§ **Provided entries**
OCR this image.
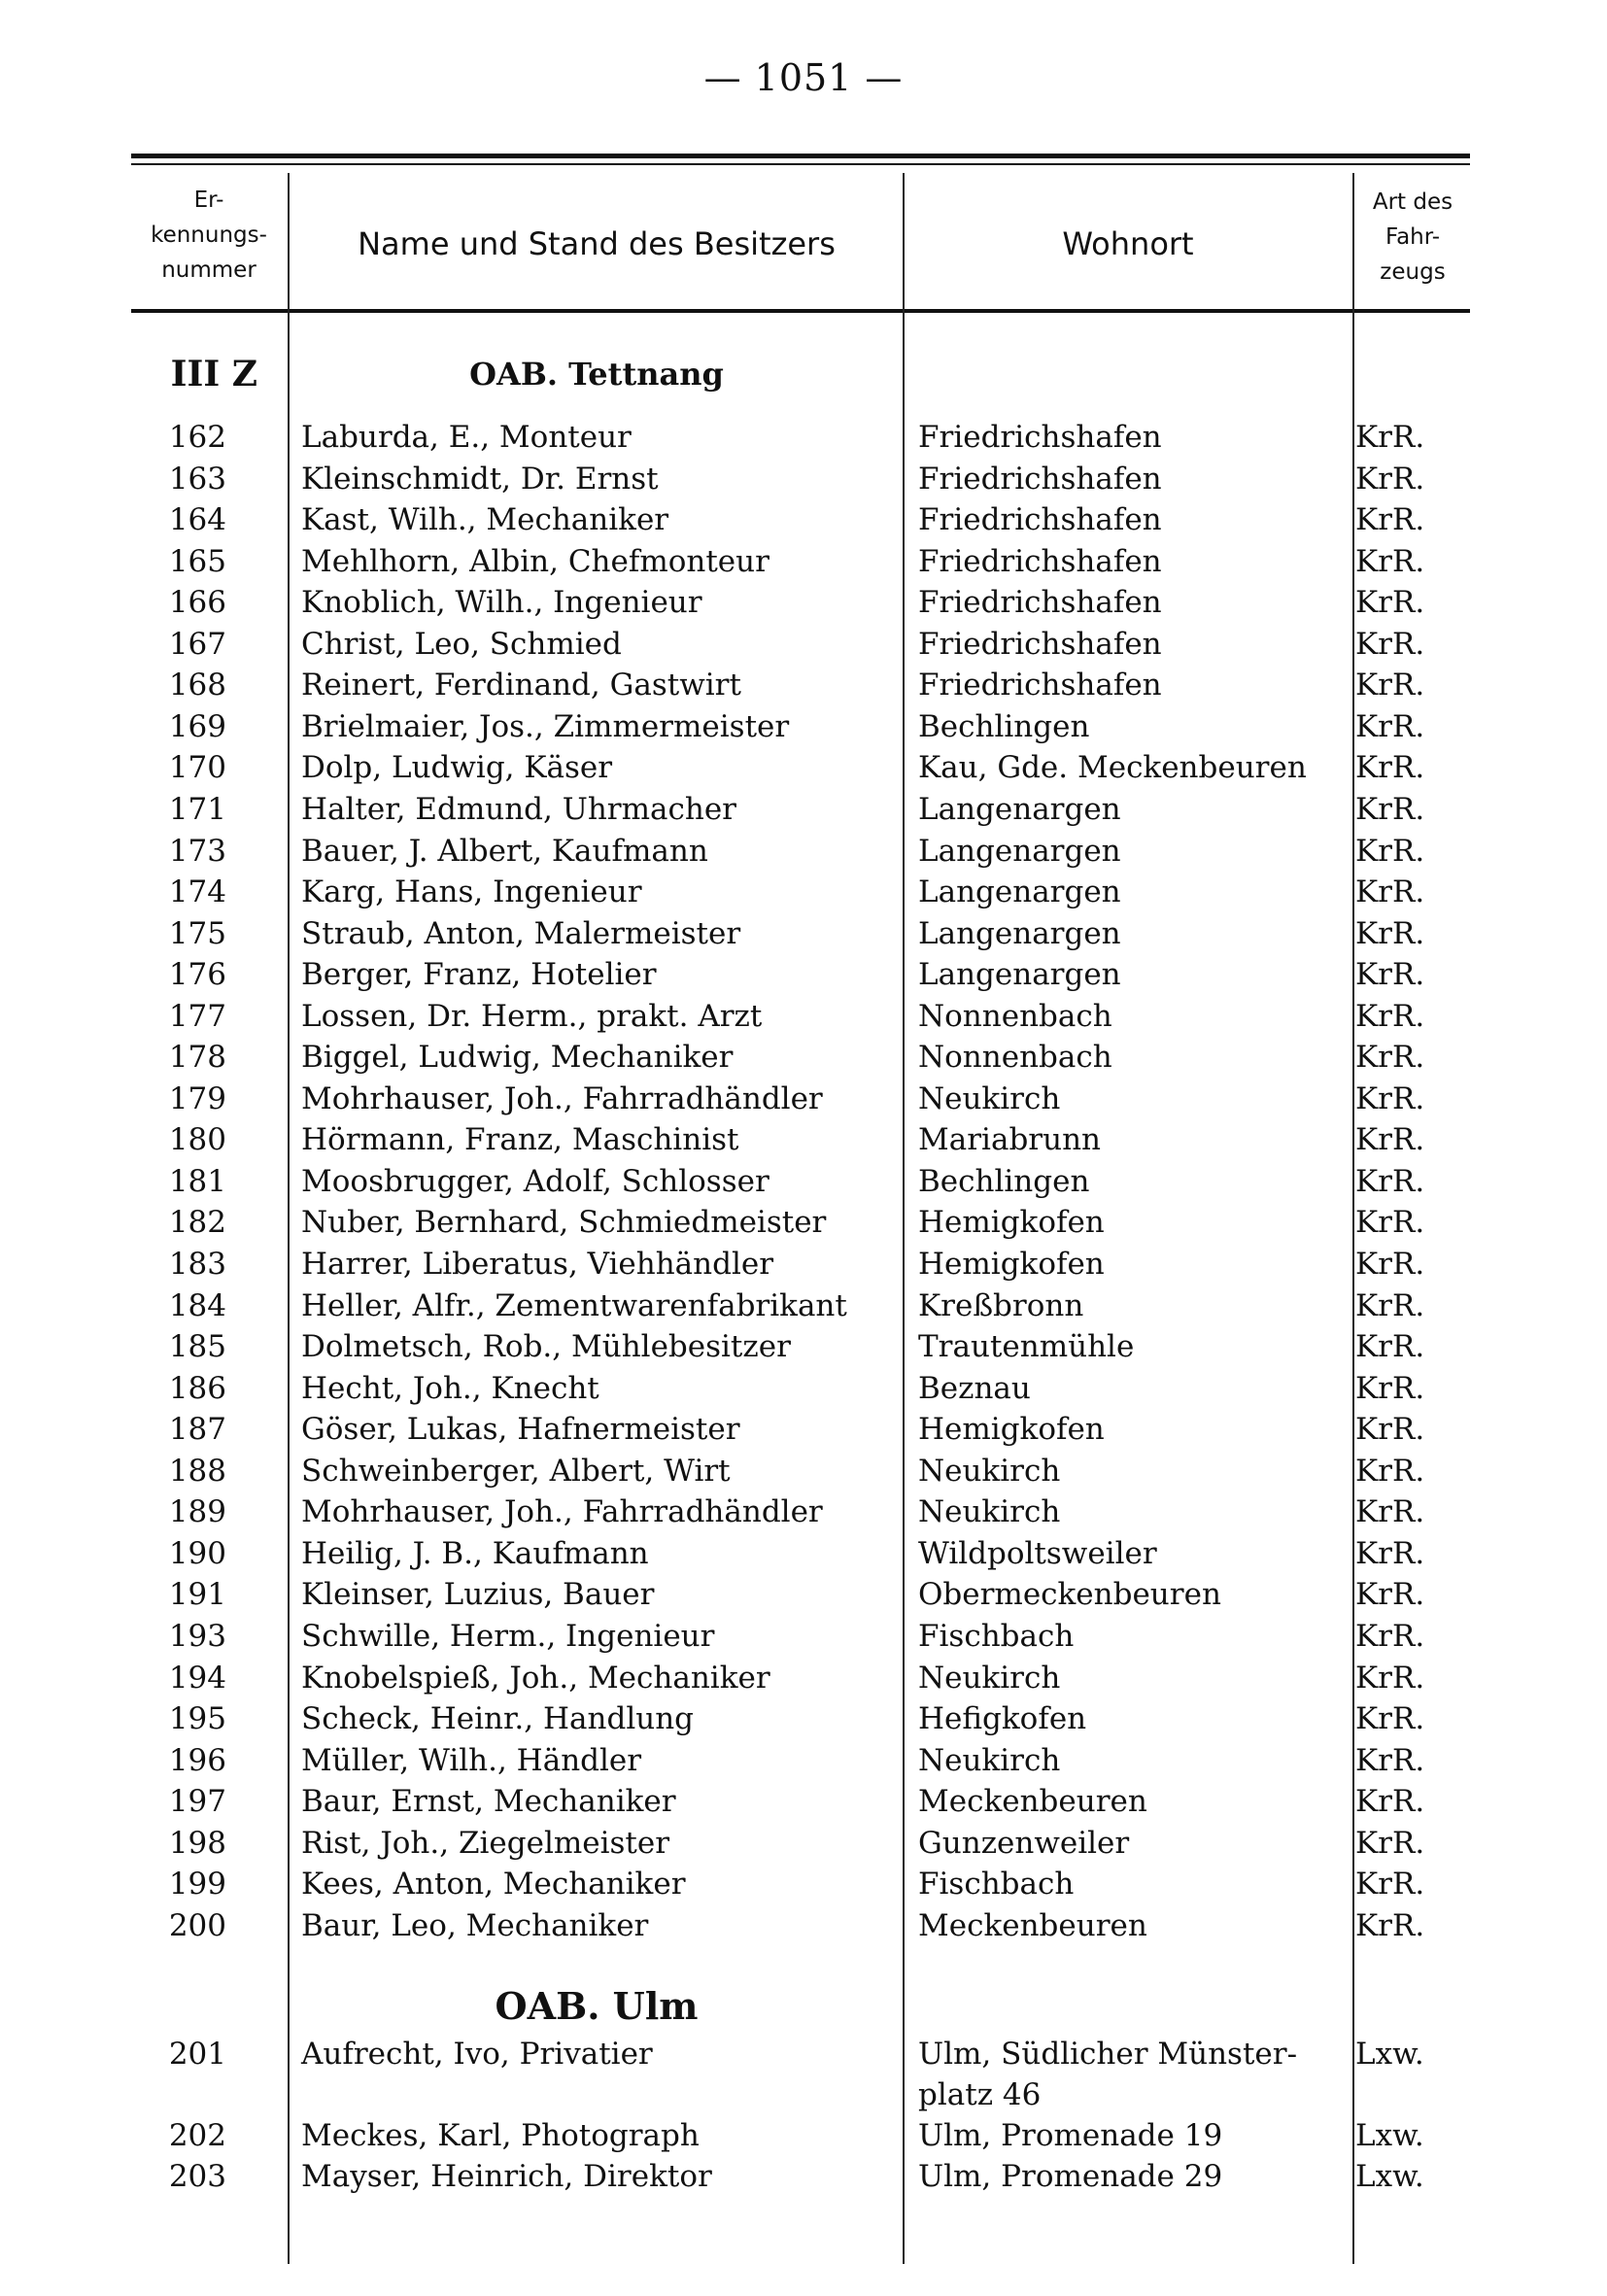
— 1051 —
Er-
kennungs-
nummer
Name und Stand des Besitzers	Wohnort
Art des
Fahr-
zeugs
III Z	OAB. Tettnang
OAB. Ulm
162 Laburda, E., Monteur	Friedrichshafen	KrR.
163 Kleinschmidt, Dr. Ernst	Friedrichshafen	KrR.
164 Kast, Wilh., Mechaniker	Friedrichshafen	KrR.
165 Mehlhorn, Albin, Chefmonteur	Friedrichshafen	KrR.
166 Knoblich, Wilh., Ingenieur	Friedrichshafen	KrR.
167 Christ, Leo, Schmied	Friedrichshafen	KrR.
168 Reinert, Ferdinand, Gastwirt	Friedrichshafen	KrR.
169 Brielmaier, Jos., Zimmermeister	Bechlingen	KrR.
170 Dolp, Ludwig, Käser	Kau, Gde. Meckenbeuren KrR.
171 Halter, Edmund, Uhrmacher	Langenargen	KrR.
173 Bauer, J. Albert, Kaufmann	Langenargen	KrR.
174 Karg, Hans, Ingenieur	Langenargen	KrR.
175 Straub, Anton, Malermeister	Langenargen	KrR.
176 Berger, Franz, Hotelier	Langenargen	KrR.
177 Lossen, Dr. Herm., prakt. Arzt	Nonnenbach	KrR.
178 Biggel, Ludwig, Mechaniker	Nonnenbach	KrR.
179 Mohrhauser, Joh., Fahrradhändler	Neukirch	KrR.
180 Hörmann, Franz, Maschinist	Mariabrunn	KrR.
181 Moosbrugger, Adolf, Schlosser	Bechlingen	KrR.
182 Nuber, Bernhard, Schmiedmeister	Hemigkofen	KrR.
183 Harrer, Liberatus, Viehhändler	Hemigkofen	KrR.
184 Heller, Alfr., Zementwarenfabrikant Kreßbronn	KrR.
185 Dolmetsch, Rob., Mühlebesitzer	Trautenmühle	KrR.
186 Hecht, Joh., Knecht	Beznau	KrR.
187 Göser, Lukas, Hafnermeister	Hemigkofen	KrR.
188 Schweinberger, Albert, Wirt	Neukirch	KrR.
189 Mohrhauser, Joh., Fahrradhändler	Neukirch	KrR.
190 Heilig, J. B., Kaufmann	Wildpoltsweiler	KrR.
191 Kleinser, Luzius, Bauer	Obermeckenbeuren	KrR.
193 Schwille, Herm., Ingenieur	Fischbach	KrR.
194 Knobelspieß, Joh., Mechaniker	Neukirch	KrR.
195 Scheck, Heinr., Handlung	Hefigkofen	KrR.
196 Müller, Wilh., Händler	Neukirch	KrR.
197 Baur, Ernst, Mechaniker	Meckenbeuren	KrR.
198 Rist, Joh., Ziegelmeister	Gunzenweiler	KrR.
199 Kees, Anton, Mechaniker	Fischbach	KrR.
200 Baur, Leo, Mechaniker	Meckenbeuren	KrR.
201 Aufrecht, Ivo, Privatier	Ulm, Südlicher Münster- Lxw.
platz 46
202 Meckes, Karl, Photograph	Ulm, Promenade 19	Lxw.
203 Mayser, Heinrich, Direktor	Ulm, Promenade 29	Lxw.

§ **Requirement**
Repeat everything in the records precisely. Images are excluded from the copy.

§ **Result for this exercise**
OCR this image.
— 1051 —
Er-
kennungs-
nummer
Name und Stand des Besitzers	Wohnort
Art des
Fahr-
zeugs
III Z	OAB. Tettnang
OAB. Ulm
162 Laburda, E., Monteur	Friedrichshafen	KrR.
163 Kleinschmidt, Dr. Ernst	Friedrichshafen	KrR.
164 Kast, Wilh., Mechaniker	Friedrichshafen	KrR.
165 Mehlhorn, Albin, Chefmonteur	Friedrichshafen	KrR.
166 Knoblich, Wilh., Ingenieur	Friedrichshafen	KrR.
167 Christ, Leo, Schmied	Friedrichshafen	KrR.
168 Reinert, Ferdinand, Gastwirt	Friedrichshafen	KrR.
169 Brielmaier, Jos., Zimmermeister	Bechlingen	KrR.
170 Dolp, Ludwig, Käser	Kau, Gde. Meckenbeuren KrR.
171 Halter, Edmund, Uhrmacher	Langenargen	KrR.
173 Bauer, J. Albert, Kaufmann	Langenargen	KrR.
174 Karg, Hans, Ingenieur	Langenargen	KrR.
175 Straub, Anton, Malermeister	Langenargen	KrR.
176 Berger, Franz, Hotelier	Langenargen	KrR.
177 Lossen, Dr. Herm., prakt. Arzt	Nonnenbach	KrR.
178 Biggel, Ludwig, Mechaniker	Nonnenbach	KrR.
179 Mohrhauser, Joh., Fahrradhändler	Neukirch	KrR.
180 Hörmann, Franz, Maschinist	Mariabrunn	KrR.
181 Moosbrugger, Adolf, Schlosser	Bechlingen	KrR.
182 Nuber, Bernhard, Schmiedmeister	Hemigkofen	KrR.
183 Harrer, Liberatus, Viehhändler	Hemigkofen	KrR.
184 Heller, Alfr., Zementwarenfabrikant Kreßbronn	KrR.
185 Dolmetsch, Rob., Mühlebesitzer	Trautenmühle	KrR.
186 Hecht, Joh., Knecht	Beznau	KrR.
187 Göser, Lukas, Hafnermeister	Hemigkofen	KrR.
188 Schweinberger, Albert, Wirt	Neukirch	KrR.
189 Mohrhauser, Joh., Fahrradhändler	Neukirch	KrR.
190 Heilig, J. B., Kaufmann	Wildpoltsweiler	KrR.
191 Kleinser, Luzius, Bauer	Obermeckenbeuren	KrR.
193 Schwille, Herm., Ingenieur	Fischbach	KrR.
194 Knobelspieß, Joh., Mechaniker	Neukirch	KrR.
195 Scheck, Heinr., Handlung	Hefigkofen	KrR.
196 Müller, Wilh., Händler	Neukirch	KrR.
197 Baur, Ernst, Mechaniker	Meckenbeuren	KrR.
198 Rist, Joh., Ziegelmeister	Gunzenweiler	KrR.
199 Kees, Anton, Mechaniker	Fischbach	KrR.
200 Baur, Leo, Mechaniker	Meckenbeuren	KrR.
201 Aufrecht, Ivo, Privatier	Ulm, Südlicher Münster- Lxw.
platz 46
202 Meckes, Karl, Photograph	Ulm, Promenade 19	Lxw.
203 Mayser, Heinrich, Direktor	Ulm, Promenade 29	Lxw.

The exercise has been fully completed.